What needs to be done: Below are records; count the lines that contain "color" and give only the total.

--- BEGIN Exercise material ---

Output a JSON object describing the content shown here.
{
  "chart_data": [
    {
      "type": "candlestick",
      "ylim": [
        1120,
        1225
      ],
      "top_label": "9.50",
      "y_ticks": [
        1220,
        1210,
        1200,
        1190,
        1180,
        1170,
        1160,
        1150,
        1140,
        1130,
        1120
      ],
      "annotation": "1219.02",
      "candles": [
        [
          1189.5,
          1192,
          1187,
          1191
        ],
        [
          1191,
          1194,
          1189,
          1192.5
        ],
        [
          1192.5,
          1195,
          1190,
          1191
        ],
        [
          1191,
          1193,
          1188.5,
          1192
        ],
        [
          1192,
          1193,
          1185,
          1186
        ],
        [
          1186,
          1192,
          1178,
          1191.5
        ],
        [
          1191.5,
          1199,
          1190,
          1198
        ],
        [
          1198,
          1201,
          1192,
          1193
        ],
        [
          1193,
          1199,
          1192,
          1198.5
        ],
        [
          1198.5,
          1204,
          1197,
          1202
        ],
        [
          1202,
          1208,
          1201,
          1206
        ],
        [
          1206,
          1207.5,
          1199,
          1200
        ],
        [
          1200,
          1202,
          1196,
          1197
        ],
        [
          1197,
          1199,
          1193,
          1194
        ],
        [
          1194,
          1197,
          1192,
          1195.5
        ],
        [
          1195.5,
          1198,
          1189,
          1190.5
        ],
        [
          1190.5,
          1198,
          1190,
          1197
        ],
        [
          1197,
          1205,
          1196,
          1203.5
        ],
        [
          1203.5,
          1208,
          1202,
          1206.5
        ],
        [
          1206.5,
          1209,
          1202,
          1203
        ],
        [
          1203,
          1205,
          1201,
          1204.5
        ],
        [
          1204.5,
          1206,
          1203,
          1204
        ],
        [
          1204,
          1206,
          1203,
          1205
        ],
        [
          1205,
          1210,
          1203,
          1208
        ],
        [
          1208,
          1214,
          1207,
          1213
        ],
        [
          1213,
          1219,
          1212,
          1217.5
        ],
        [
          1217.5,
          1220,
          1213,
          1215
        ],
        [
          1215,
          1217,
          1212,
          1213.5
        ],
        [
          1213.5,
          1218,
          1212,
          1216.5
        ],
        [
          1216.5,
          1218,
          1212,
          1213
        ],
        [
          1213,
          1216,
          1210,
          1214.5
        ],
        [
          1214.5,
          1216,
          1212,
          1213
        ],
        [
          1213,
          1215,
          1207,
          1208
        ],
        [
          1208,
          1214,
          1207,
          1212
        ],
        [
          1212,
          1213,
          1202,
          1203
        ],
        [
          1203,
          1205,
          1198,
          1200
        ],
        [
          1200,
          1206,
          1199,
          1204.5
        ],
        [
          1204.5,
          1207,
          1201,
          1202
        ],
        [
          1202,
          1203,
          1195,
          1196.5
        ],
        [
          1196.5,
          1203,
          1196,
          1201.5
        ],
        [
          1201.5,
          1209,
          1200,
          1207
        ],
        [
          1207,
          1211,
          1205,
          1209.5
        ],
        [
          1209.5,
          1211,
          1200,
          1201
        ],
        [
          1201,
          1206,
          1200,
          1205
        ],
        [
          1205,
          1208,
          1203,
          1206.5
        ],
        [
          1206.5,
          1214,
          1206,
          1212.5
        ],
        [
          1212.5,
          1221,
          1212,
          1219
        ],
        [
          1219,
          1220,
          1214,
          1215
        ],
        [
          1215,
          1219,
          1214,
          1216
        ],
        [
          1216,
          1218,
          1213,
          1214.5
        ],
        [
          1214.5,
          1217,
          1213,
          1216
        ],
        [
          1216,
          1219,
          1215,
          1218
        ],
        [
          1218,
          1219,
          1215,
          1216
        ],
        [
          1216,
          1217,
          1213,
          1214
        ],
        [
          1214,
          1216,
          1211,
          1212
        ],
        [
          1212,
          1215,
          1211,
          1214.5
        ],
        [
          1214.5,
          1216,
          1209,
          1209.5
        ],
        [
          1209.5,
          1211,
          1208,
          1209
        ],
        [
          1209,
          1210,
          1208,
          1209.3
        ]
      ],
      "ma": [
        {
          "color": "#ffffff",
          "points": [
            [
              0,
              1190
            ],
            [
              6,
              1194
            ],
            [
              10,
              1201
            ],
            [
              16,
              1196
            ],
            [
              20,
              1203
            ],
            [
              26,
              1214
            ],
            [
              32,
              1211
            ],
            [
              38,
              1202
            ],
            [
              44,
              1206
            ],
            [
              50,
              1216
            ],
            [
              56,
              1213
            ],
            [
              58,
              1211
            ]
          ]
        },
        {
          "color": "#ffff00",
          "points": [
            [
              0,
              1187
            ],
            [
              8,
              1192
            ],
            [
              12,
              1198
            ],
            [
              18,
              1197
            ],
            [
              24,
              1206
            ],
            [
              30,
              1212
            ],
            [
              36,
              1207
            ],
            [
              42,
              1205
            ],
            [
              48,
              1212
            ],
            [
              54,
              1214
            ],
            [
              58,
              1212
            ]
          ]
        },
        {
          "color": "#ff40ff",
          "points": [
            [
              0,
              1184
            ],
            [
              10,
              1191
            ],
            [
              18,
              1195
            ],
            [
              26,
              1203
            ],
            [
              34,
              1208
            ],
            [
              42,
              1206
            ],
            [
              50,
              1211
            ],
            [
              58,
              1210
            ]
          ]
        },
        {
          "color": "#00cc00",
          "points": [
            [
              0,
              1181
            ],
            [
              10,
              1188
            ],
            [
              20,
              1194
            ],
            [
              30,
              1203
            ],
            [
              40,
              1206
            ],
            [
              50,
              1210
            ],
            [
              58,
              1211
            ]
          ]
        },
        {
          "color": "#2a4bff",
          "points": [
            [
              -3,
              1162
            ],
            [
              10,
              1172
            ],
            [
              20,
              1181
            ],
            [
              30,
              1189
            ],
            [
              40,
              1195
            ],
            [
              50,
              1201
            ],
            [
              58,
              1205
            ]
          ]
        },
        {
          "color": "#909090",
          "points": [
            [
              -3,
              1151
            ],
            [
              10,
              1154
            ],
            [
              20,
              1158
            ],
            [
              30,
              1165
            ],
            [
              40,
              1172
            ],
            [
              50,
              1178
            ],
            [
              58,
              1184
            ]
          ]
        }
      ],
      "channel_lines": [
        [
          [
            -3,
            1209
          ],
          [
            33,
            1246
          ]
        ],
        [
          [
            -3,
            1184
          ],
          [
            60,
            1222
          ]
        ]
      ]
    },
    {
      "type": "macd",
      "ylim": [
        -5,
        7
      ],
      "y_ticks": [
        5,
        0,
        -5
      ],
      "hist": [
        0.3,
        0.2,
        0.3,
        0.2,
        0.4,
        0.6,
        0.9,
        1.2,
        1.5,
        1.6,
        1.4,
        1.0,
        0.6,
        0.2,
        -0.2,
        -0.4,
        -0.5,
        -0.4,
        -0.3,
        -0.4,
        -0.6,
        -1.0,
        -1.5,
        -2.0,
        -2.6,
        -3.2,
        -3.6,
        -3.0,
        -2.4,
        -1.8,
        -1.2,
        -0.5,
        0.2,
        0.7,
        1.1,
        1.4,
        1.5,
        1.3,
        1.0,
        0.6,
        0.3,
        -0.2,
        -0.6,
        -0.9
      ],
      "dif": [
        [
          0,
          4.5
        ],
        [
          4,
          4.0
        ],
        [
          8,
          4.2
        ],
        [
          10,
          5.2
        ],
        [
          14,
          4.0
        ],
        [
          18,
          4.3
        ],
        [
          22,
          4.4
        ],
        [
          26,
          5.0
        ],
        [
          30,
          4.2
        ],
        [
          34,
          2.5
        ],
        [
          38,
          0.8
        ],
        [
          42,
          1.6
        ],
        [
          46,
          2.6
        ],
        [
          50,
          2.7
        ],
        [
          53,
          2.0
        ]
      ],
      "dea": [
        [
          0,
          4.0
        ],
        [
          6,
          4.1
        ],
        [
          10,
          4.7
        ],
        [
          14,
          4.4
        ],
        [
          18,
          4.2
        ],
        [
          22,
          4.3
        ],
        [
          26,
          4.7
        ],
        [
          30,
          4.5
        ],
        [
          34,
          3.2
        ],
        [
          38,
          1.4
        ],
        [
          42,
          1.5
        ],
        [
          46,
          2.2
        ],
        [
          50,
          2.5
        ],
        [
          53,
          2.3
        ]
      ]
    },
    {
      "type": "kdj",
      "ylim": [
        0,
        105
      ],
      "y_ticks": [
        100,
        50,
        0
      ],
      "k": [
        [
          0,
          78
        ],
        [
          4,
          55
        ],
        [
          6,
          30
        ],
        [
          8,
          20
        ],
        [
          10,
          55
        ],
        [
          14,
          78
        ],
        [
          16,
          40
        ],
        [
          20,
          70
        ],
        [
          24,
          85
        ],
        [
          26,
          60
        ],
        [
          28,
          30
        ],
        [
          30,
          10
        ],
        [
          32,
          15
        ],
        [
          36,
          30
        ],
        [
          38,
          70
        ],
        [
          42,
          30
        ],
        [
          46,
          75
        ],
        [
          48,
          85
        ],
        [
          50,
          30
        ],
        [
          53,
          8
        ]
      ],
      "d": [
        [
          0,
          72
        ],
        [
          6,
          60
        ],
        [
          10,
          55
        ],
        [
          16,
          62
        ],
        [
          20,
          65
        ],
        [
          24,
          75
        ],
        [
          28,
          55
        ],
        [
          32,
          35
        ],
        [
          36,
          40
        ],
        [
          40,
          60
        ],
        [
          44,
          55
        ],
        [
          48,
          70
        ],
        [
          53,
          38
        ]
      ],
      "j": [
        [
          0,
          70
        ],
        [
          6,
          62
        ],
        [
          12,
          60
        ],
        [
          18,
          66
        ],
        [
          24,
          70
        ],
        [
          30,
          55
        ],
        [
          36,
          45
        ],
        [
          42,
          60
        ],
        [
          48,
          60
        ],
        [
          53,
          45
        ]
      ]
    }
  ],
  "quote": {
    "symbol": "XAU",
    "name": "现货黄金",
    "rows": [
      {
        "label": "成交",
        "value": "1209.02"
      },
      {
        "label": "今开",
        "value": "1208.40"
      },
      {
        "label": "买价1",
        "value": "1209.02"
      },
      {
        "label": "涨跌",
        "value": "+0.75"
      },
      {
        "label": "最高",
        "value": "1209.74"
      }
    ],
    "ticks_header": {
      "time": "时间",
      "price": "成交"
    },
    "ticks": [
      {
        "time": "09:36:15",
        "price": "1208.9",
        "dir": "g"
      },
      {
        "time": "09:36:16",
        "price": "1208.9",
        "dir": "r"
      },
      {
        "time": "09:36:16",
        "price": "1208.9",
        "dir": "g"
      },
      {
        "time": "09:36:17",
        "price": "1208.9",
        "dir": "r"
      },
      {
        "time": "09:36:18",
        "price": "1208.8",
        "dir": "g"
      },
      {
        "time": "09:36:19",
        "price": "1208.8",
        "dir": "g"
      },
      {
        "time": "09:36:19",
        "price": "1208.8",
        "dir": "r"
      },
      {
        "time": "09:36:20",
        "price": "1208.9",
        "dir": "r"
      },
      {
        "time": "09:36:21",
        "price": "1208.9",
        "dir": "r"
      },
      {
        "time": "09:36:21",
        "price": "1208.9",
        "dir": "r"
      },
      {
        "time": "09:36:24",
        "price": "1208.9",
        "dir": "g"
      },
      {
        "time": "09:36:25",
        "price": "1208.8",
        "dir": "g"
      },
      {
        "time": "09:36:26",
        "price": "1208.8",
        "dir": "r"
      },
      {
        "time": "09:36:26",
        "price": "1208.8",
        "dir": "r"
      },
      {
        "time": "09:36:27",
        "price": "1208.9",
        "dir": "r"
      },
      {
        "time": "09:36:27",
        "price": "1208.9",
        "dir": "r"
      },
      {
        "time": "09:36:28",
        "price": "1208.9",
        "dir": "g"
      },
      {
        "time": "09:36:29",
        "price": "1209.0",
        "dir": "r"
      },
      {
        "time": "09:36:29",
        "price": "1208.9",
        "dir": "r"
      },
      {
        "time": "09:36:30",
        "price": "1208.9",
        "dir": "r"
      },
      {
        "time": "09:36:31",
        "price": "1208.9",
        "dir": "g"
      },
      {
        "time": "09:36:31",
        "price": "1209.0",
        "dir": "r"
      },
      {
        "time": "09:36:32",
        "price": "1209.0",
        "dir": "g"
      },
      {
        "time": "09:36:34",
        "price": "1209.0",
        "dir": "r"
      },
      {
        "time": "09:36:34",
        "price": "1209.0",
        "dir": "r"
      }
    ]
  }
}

--- END Exercise material ---

Full response: 6